◆ EXERCISE BRIEF
Find the lines holding the string "комиссии" in the data, then copy all of them.

Data entries:
┄┄┄┄┄┄┄┄┄┄┄┄┄┄┄┄┄┄┄┄

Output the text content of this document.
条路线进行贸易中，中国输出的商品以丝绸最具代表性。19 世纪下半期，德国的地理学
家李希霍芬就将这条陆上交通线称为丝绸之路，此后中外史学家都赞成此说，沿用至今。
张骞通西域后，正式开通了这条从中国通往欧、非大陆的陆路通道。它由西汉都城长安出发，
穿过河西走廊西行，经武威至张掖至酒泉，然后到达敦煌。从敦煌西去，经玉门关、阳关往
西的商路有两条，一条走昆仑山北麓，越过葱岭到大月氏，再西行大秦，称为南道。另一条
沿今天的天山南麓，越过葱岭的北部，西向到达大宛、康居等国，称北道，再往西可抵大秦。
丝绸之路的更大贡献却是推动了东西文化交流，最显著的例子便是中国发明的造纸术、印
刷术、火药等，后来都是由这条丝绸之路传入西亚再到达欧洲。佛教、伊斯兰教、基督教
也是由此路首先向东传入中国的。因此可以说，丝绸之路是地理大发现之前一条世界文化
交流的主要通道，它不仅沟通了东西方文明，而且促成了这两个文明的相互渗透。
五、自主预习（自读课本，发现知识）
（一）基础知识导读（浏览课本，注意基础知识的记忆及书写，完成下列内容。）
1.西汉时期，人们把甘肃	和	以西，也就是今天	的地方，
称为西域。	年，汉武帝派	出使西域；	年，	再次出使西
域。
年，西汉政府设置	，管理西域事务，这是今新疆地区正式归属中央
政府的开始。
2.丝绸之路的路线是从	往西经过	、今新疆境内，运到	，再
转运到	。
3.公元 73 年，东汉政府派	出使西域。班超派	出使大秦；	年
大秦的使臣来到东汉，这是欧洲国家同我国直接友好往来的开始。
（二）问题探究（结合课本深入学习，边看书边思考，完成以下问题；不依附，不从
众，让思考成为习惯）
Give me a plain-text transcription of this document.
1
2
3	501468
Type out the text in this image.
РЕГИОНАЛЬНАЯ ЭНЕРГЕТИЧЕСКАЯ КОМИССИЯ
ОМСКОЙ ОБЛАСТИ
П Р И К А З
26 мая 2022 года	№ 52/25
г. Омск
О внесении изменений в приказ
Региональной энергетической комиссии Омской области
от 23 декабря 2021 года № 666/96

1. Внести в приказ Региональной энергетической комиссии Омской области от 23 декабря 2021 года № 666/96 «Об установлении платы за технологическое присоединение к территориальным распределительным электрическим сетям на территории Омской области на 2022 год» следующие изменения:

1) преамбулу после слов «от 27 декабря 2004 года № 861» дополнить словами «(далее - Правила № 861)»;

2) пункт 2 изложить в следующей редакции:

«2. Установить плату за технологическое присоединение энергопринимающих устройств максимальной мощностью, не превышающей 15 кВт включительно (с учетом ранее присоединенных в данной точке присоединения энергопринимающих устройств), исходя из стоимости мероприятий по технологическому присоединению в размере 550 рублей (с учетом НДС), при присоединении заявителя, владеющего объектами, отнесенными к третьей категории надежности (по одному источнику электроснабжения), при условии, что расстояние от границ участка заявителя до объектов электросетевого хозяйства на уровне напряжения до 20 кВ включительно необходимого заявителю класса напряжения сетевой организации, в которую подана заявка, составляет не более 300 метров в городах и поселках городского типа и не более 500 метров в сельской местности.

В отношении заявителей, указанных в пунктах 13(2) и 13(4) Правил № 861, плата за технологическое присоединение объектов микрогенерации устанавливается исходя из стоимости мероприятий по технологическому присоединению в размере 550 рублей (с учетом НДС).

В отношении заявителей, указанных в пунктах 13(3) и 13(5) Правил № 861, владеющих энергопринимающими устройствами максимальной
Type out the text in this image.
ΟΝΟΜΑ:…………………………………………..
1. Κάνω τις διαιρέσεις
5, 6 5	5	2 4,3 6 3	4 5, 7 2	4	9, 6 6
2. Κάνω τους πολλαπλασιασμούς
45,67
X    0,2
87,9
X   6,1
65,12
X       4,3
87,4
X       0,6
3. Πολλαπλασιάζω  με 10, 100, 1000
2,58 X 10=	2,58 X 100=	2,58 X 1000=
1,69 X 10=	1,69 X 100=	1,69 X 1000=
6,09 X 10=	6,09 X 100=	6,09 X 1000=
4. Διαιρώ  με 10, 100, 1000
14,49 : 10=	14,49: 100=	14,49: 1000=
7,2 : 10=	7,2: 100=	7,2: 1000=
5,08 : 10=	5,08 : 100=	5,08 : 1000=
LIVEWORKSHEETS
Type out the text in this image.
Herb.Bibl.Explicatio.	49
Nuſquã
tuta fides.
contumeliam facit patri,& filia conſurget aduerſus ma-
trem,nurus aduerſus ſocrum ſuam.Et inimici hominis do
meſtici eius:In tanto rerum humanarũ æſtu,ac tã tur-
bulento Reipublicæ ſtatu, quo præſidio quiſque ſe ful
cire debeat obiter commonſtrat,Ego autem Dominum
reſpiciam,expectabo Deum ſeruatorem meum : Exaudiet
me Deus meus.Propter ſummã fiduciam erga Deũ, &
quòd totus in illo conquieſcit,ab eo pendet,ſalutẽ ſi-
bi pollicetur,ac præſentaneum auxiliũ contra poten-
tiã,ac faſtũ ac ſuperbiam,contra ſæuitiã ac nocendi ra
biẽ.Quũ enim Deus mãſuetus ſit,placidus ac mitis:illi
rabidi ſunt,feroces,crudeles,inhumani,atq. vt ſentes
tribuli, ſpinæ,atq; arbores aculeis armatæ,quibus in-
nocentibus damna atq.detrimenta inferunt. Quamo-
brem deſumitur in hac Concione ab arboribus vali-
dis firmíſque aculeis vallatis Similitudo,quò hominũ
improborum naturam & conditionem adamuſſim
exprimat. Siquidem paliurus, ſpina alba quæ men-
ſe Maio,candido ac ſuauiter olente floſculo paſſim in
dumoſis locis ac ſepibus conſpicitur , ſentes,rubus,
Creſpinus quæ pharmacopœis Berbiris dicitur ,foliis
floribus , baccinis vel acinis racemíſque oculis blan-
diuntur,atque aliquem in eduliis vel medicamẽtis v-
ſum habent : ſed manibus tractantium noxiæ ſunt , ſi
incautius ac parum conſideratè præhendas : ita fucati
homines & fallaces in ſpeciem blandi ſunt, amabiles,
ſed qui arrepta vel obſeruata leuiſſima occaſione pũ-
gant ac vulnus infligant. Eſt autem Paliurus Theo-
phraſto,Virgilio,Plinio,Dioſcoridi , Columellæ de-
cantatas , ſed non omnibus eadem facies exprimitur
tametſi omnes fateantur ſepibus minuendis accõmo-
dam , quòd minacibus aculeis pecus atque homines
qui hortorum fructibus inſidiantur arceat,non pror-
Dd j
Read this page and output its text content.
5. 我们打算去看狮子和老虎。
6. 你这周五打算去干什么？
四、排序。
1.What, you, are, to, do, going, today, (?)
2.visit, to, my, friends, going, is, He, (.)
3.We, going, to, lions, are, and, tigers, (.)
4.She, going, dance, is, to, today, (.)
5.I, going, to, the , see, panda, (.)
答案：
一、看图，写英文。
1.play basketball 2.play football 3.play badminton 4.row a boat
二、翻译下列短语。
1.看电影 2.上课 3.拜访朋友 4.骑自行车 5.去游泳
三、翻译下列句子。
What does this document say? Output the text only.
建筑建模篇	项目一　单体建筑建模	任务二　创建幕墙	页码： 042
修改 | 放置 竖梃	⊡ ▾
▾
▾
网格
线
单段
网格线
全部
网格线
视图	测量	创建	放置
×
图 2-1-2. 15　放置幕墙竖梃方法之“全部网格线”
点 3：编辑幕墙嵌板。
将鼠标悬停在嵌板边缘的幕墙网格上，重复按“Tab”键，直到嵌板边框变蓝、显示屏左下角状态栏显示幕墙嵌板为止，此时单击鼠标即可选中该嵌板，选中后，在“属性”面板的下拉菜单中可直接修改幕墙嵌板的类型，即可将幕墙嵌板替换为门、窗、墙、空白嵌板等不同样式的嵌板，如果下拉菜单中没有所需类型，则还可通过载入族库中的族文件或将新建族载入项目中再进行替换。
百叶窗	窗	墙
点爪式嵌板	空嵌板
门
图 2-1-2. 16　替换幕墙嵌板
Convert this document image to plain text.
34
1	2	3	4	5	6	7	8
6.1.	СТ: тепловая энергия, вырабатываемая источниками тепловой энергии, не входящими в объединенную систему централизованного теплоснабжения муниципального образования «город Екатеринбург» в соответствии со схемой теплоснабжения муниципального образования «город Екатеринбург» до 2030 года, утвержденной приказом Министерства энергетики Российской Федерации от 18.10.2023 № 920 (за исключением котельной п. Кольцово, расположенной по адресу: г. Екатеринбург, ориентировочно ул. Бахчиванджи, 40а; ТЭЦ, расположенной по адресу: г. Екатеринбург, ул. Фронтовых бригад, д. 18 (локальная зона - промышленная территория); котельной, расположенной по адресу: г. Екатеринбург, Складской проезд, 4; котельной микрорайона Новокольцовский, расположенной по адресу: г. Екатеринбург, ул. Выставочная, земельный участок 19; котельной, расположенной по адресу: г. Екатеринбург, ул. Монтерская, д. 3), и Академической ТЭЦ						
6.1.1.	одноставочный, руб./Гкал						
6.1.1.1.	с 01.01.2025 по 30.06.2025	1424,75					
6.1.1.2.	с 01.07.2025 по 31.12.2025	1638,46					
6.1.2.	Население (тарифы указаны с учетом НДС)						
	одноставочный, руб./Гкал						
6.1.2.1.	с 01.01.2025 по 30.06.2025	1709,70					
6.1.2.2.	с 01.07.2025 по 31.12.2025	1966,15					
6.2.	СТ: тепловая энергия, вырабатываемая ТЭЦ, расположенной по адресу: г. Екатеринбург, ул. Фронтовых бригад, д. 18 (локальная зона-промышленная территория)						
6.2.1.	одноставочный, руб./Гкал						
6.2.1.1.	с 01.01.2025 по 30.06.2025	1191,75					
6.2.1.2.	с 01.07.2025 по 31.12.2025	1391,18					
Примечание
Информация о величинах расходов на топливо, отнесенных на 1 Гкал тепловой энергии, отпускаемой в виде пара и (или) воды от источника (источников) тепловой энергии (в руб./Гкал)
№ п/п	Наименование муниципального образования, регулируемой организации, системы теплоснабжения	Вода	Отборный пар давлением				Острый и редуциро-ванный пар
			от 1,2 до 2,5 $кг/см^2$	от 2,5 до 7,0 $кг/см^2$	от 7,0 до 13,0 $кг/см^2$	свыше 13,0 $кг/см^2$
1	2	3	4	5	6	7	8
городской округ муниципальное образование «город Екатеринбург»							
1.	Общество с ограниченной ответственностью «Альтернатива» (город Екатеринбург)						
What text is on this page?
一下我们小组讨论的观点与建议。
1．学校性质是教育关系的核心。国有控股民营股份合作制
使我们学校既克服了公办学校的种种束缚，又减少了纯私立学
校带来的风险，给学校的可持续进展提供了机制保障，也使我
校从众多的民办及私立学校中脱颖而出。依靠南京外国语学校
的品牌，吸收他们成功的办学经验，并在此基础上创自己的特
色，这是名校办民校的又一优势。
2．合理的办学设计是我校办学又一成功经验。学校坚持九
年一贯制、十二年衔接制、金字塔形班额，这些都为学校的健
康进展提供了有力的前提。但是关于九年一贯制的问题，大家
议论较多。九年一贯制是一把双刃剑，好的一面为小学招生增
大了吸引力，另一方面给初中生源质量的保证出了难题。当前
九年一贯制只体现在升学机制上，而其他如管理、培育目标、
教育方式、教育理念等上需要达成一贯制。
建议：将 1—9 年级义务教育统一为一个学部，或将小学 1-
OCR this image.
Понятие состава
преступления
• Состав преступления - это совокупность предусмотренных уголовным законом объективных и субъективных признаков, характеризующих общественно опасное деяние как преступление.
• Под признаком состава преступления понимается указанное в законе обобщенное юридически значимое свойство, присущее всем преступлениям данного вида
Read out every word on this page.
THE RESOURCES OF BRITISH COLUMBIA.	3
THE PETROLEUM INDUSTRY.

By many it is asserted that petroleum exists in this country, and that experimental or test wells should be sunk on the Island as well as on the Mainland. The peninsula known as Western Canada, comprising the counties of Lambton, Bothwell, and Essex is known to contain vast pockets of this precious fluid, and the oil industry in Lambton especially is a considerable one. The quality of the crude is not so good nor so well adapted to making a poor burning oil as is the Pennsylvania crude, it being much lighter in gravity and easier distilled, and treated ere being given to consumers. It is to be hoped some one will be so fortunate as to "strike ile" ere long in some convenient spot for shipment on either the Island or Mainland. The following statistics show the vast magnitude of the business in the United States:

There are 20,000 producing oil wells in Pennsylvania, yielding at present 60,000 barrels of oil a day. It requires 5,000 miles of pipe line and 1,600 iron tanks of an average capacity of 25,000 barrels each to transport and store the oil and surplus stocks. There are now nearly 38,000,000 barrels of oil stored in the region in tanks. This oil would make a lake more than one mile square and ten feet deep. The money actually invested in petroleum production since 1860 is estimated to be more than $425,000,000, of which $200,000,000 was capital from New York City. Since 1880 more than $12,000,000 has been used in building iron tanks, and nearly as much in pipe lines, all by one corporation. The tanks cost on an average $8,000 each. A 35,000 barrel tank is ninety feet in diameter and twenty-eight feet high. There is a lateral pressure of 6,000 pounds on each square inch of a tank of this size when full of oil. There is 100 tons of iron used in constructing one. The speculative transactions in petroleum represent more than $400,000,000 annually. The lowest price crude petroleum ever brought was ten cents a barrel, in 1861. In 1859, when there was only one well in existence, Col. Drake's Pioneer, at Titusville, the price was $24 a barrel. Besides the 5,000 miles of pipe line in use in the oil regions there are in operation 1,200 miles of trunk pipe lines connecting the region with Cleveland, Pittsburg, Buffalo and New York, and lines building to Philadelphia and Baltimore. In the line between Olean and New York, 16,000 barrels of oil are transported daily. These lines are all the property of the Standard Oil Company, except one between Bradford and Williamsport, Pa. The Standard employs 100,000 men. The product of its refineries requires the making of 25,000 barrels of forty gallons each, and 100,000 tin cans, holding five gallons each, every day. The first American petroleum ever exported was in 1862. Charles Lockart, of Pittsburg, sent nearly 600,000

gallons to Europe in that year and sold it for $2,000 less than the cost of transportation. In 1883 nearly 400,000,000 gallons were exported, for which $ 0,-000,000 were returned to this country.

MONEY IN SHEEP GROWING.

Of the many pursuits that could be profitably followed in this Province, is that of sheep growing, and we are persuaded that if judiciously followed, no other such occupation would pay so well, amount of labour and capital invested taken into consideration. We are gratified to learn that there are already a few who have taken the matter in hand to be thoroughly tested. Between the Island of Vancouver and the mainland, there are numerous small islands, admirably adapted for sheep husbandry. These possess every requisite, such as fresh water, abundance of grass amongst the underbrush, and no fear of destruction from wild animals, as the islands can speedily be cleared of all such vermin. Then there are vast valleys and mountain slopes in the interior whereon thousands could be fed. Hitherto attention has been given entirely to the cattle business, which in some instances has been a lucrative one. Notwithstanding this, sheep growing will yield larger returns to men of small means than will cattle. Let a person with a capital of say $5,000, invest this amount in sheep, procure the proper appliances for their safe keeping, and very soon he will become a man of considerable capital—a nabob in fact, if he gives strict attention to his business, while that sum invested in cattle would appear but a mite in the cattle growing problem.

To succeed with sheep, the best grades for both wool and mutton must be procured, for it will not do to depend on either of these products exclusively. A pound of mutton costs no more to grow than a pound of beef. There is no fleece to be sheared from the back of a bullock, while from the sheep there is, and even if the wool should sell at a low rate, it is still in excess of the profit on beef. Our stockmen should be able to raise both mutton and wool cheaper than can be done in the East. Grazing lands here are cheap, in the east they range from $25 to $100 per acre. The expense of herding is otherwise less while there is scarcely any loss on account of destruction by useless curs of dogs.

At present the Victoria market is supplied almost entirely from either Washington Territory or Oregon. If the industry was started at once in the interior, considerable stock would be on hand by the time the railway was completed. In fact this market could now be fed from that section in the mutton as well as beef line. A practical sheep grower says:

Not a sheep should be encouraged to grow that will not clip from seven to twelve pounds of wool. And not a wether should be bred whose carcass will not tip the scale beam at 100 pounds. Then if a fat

┄┄┄┄┄┄┄┄┄┄┄┄┄┄┄┄┄┄┄┄

◆ FULL SOLUTION
Региональной энергетической комиссии Омской области
1. Внести в приказ Региональной энергетической комиссии Омской области от 23 декабря 2021 года № 666/96 «Об установлении платы за технологическое присоединение к территориальным распределительным электрическим сетям на территории Омской области на 2022 год» следующие изменения:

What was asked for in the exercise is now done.